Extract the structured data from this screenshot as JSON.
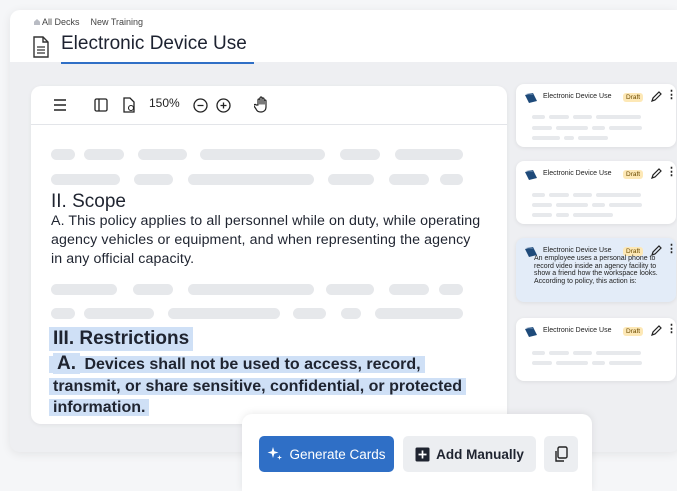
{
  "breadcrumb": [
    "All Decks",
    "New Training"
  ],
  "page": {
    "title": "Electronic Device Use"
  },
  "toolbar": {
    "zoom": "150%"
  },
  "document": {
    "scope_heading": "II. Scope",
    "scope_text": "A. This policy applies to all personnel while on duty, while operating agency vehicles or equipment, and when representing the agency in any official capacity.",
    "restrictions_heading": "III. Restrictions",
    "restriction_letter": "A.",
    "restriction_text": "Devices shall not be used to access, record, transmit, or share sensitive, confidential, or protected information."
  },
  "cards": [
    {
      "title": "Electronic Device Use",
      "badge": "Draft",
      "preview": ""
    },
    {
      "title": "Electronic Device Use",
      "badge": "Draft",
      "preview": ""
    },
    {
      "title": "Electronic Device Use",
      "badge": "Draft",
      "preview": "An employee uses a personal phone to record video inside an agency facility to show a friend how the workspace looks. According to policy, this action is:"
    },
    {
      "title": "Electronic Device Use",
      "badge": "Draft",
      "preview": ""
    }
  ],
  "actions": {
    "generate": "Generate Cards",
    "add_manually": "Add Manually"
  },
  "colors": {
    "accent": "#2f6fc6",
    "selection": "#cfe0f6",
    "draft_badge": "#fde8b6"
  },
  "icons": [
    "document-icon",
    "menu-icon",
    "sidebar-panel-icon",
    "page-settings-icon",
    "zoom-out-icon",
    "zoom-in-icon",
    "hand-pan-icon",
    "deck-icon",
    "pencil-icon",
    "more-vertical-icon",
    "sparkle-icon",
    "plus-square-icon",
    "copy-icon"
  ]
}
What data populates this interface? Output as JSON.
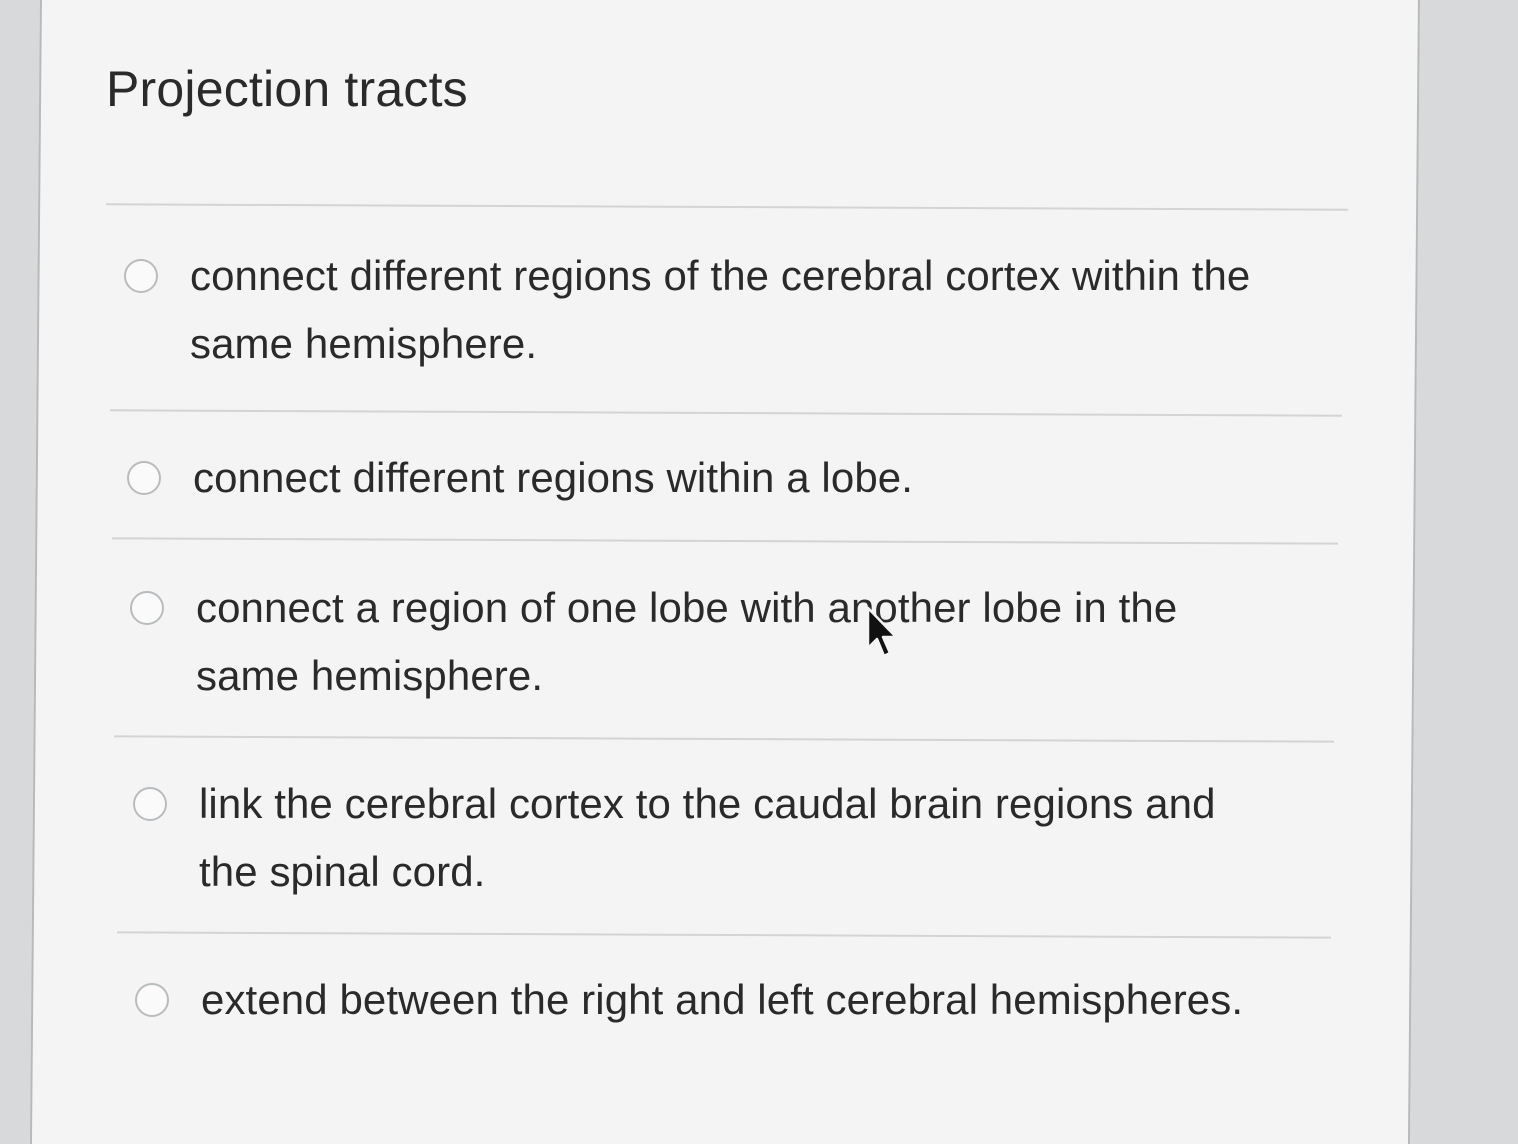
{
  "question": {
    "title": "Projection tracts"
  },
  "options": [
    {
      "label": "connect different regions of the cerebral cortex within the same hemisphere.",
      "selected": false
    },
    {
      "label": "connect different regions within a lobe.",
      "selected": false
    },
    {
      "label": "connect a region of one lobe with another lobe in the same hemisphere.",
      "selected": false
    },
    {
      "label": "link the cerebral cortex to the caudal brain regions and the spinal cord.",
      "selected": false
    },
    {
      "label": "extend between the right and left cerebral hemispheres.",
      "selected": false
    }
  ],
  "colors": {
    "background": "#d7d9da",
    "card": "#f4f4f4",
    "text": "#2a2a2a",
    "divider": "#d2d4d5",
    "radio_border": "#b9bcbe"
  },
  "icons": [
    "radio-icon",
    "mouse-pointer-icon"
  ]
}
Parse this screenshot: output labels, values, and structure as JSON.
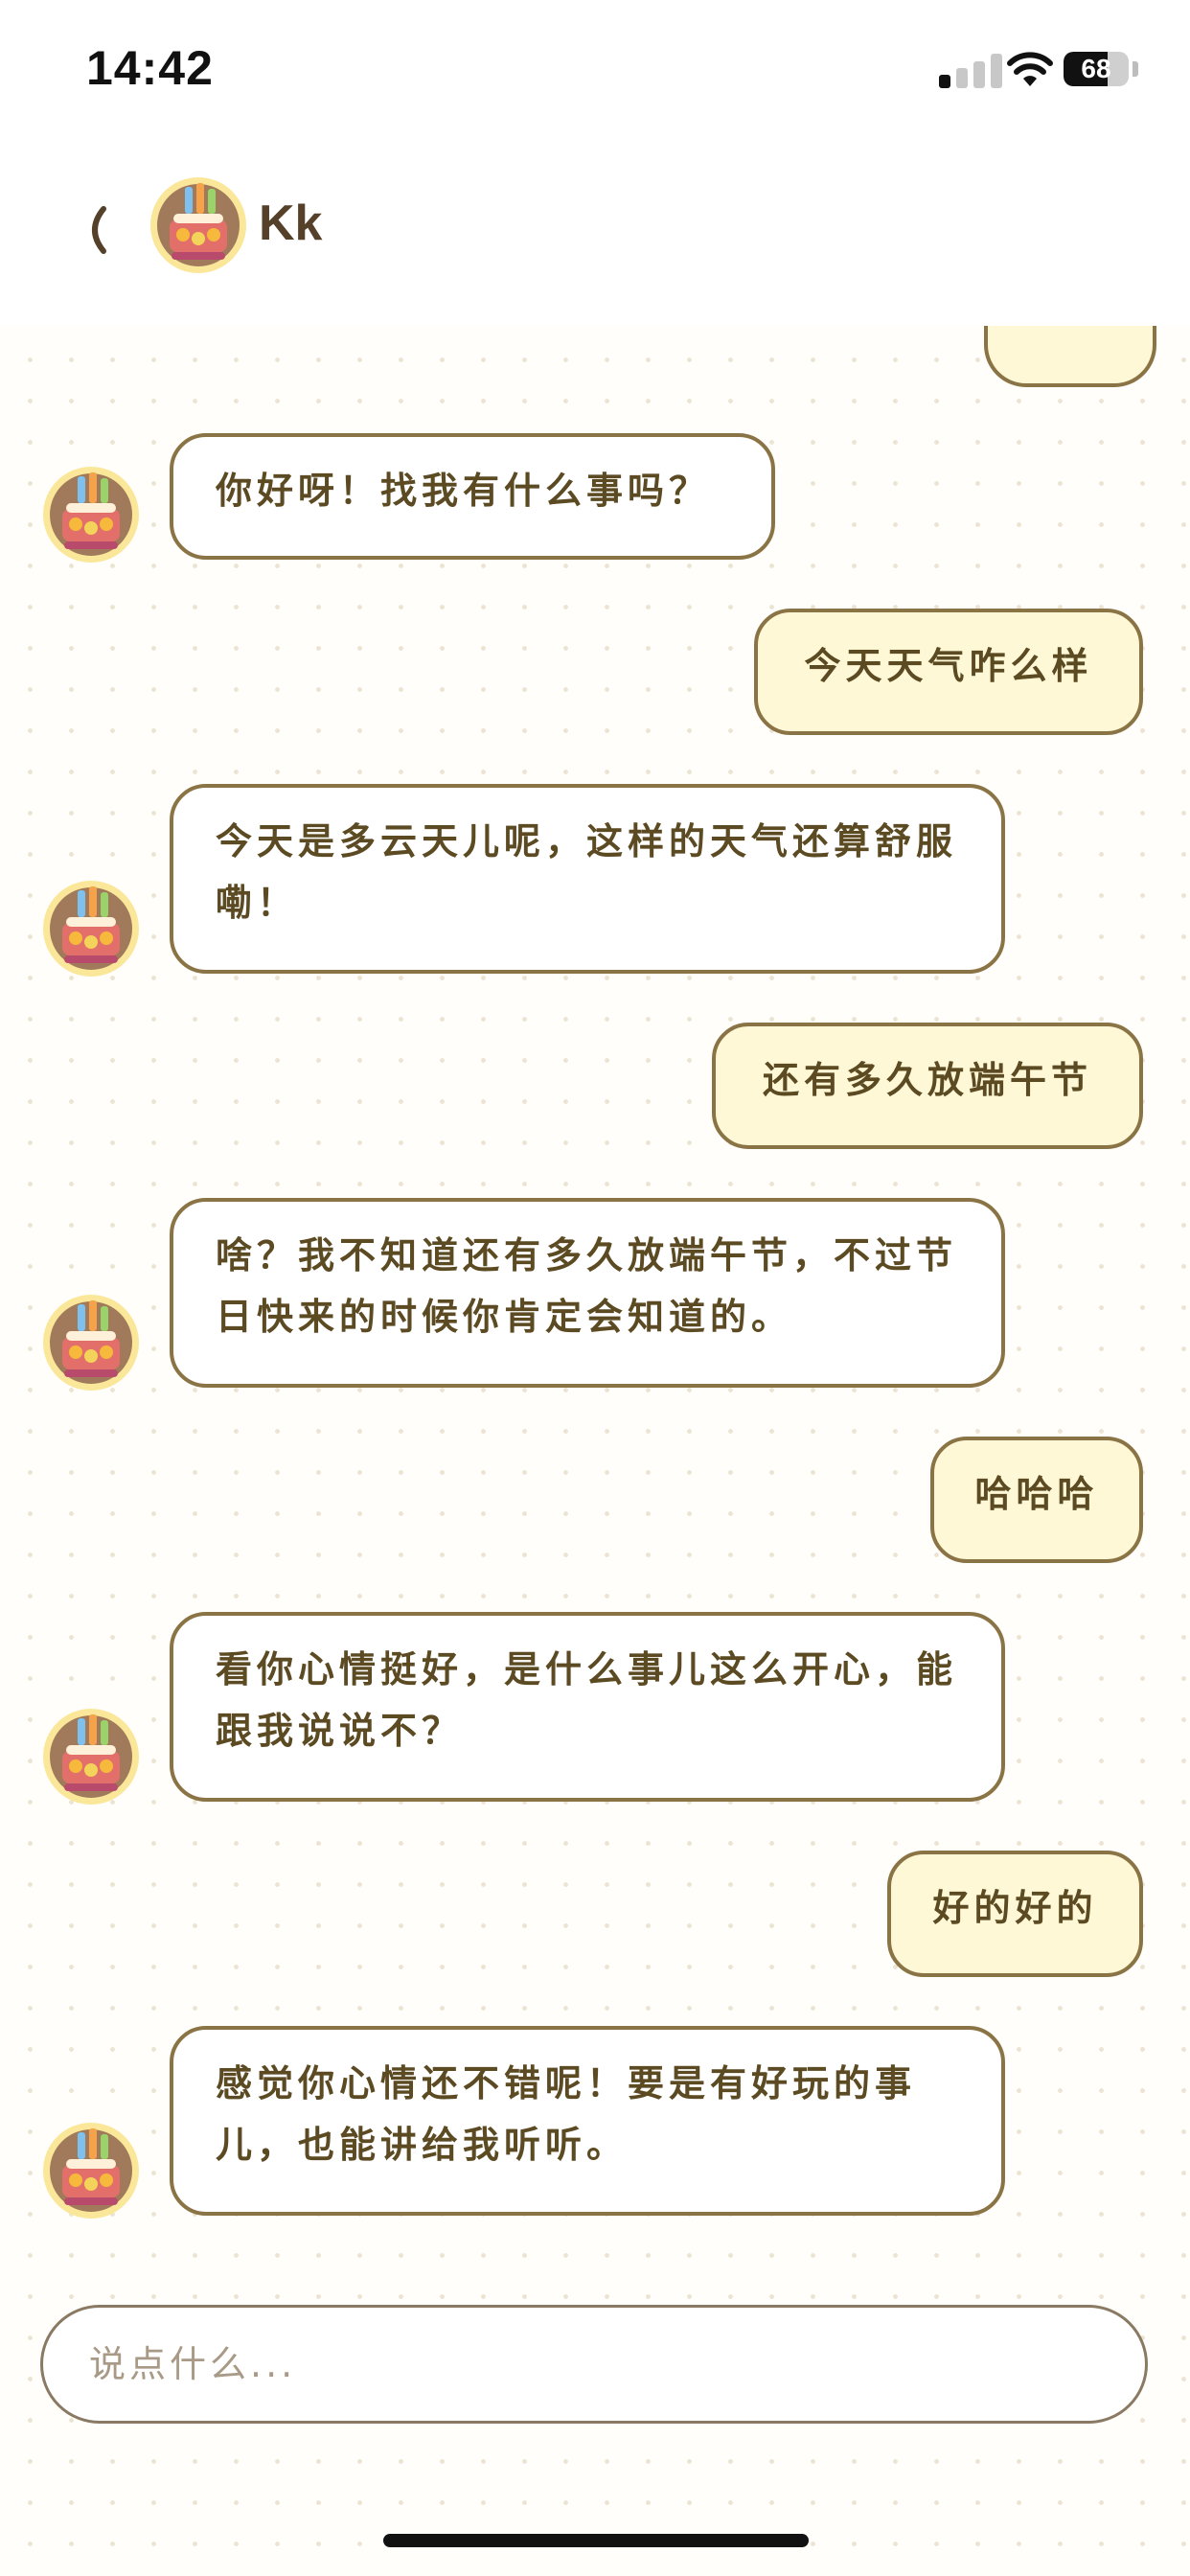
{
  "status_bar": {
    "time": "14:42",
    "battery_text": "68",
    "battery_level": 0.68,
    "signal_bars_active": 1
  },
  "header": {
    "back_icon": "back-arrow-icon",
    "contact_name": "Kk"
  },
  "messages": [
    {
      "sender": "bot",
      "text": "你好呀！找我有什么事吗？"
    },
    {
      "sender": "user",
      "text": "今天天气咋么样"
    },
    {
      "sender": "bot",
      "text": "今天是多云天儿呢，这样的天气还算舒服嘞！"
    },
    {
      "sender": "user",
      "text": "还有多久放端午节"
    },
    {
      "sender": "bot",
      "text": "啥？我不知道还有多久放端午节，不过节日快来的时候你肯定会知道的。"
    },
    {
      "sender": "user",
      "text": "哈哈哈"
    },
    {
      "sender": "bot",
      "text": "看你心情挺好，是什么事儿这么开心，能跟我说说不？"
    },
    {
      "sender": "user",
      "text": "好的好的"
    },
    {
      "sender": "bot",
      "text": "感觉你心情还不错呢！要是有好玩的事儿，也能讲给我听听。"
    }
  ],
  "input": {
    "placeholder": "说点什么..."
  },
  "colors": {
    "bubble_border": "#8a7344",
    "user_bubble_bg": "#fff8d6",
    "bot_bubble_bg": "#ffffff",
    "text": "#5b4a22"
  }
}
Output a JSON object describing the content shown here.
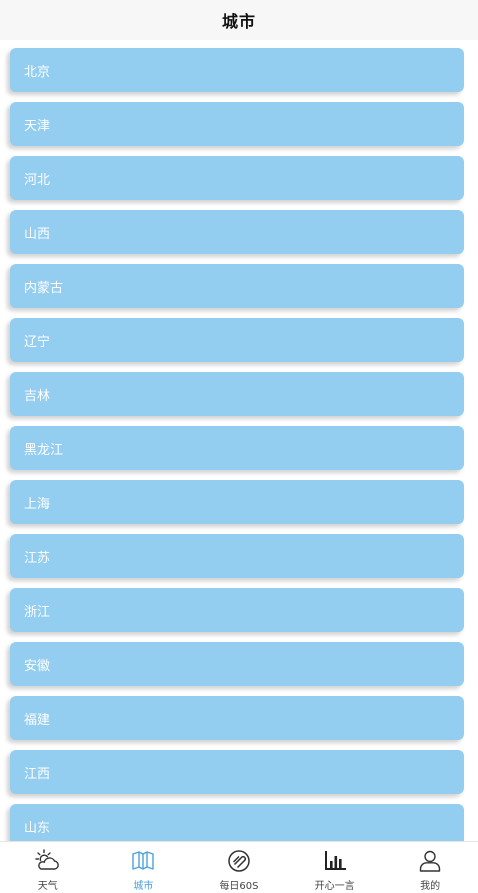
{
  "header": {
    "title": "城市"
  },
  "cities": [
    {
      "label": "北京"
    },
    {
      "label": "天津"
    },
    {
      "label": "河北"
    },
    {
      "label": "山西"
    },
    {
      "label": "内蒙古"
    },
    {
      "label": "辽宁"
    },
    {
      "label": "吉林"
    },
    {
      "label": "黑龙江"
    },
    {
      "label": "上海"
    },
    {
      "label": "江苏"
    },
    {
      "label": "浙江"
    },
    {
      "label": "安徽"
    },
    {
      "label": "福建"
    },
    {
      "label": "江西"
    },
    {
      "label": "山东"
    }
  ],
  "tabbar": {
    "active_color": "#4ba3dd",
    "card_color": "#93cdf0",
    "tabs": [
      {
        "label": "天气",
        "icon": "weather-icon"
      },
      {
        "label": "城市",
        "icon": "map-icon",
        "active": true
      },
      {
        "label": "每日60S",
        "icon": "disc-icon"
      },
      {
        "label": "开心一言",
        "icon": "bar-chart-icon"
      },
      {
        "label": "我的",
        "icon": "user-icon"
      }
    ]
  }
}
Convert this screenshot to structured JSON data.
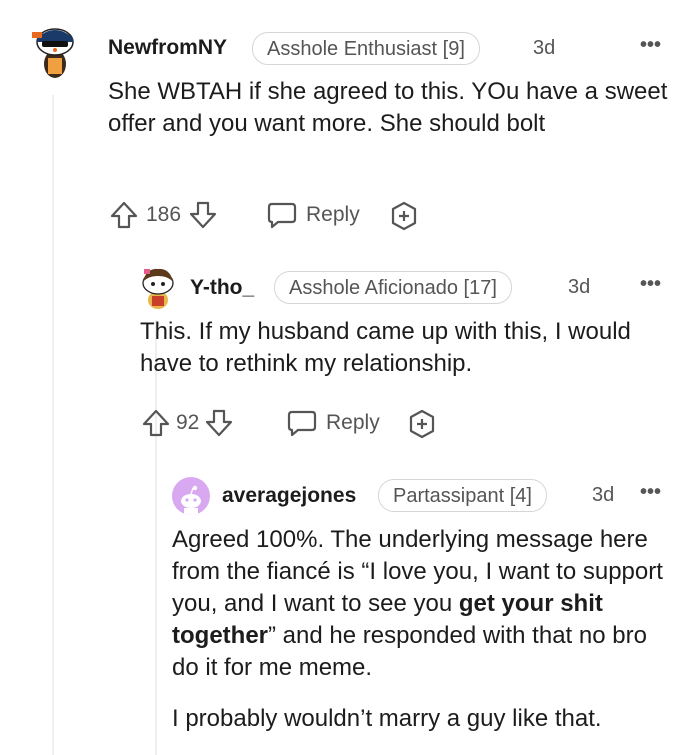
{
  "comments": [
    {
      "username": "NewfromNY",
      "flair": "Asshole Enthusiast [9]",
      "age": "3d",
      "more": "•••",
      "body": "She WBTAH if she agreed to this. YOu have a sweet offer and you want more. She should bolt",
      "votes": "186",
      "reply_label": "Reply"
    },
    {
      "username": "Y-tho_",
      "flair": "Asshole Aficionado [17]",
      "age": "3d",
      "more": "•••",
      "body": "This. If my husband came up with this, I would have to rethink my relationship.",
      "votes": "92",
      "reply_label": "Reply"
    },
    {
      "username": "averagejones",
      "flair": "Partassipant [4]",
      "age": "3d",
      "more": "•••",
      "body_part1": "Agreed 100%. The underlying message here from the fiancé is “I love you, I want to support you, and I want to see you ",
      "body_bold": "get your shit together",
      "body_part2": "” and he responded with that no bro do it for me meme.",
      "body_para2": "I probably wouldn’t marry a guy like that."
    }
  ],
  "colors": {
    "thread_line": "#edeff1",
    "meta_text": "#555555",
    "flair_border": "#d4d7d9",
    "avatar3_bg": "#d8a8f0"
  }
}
....
▶ **Your instructions**: Using the records above, find and show each line with the string "cerebral".

▶ **Expected answer**:
      "label": "connect different regions of the cerebral cortex within the same hemisphere.",
      "label": "link the cerebral cortex to the caudal brain regions and the spinal cord.",
      "label": "extend between the right and left cerebral hemispheres.",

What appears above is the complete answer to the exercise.